> _Goal of the exercise_
How many of the lines below hold the word "JSON"? Answer only with the number.
^^^^
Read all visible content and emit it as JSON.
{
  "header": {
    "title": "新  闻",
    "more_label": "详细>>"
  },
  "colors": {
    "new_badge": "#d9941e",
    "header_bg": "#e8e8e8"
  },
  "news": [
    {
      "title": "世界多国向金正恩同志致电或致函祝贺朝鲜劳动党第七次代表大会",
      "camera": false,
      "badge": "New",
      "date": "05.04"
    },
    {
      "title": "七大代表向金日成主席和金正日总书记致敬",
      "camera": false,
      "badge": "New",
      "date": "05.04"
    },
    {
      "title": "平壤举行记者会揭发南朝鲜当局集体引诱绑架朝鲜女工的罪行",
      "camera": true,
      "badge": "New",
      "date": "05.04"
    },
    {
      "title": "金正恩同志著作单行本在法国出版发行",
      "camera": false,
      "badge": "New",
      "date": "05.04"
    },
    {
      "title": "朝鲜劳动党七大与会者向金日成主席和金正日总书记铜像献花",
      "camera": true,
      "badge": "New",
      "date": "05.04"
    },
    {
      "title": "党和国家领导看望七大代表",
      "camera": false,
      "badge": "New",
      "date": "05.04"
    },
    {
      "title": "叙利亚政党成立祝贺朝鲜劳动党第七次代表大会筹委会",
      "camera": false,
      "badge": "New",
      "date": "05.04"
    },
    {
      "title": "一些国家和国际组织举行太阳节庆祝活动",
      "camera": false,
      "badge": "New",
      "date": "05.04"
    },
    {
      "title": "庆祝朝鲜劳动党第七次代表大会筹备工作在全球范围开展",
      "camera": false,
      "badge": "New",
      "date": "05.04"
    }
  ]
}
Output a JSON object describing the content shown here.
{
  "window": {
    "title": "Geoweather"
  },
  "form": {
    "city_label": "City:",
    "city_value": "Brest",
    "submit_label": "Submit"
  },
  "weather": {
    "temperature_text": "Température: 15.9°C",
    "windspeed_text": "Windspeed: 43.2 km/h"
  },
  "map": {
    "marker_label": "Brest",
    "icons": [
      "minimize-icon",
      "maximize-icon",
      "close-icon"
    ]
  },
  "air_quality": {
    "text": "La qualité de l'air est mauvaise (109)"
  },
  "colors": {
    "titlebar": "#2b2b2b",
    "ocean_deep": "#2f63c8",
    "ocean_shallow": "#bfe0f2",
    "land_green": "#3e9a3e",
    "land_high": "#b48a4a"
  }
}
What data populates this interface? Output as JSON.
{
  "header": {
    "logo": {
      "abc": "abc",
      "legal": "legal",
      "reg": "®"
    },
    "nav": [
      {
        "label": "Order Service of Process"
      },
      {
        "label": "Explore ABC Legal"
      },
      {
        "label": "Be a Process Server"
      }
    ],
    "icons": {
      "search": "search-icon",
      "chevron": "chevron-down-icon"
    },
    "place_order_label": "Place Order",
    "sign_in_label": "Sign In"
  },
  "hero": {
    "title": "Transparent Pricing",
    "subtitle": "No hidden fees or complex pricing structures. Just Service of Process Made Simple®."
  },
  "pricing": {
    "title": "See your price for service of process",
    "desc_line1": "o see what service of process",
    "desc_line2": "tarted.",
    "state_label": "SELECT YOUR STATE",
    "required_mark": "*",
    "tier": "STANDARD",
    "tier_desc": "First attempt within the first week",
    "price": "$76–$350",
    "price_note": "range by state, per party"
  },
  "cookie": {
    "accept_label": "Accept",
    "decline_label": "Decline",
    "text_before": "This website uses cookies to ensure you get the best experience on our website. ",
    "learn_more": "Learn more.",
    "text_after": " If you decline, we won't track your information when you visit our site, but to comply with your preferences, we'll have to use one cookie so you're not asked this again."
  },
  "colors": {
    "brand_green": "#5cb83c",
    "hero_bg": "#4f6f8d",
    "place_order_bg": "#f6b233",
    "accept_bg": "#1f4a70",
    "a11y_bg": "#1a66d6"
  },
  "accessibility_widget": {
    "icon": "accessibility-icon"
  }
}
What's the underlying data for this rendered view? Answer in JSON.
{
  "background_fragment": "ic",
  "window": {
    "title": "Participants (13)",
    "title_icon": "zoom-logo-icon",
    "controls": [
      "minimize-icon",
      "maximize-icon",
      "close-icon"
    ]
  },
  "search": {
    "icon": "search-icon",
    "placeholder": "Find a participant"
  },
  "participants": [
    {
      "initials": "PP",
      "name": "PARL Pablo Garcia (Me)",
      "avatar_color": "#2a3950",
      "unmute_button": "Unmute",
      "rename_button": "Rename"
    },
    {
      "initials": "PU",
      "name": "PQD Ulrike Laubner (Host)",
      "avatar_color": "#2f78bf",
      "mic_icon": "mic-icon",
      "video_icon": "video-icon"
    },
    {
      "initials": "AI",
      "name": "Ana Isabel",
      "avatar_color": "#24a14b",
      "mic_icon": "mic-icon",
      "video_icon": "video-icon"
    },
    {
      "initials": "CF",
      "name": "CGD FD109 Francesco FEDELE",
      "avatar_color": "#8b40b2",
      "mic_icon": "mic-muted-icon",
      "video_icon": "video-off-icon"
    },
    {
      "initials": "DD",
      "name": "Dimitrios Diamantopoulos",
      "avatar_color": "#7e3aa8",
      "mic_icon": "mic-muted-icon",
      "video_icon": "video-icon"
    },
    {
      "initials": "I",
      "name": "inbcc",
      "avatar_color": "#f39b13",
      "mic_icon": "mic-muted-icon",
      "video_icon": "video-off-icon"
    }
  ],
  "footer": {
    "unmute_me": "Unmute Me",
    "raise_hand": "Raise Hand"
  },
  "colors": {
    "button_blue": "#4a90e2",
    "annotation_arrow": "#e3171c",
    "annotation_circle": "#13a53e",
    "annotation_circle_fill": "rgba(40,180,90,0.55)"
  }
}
^^^^
> _Response to this task_
4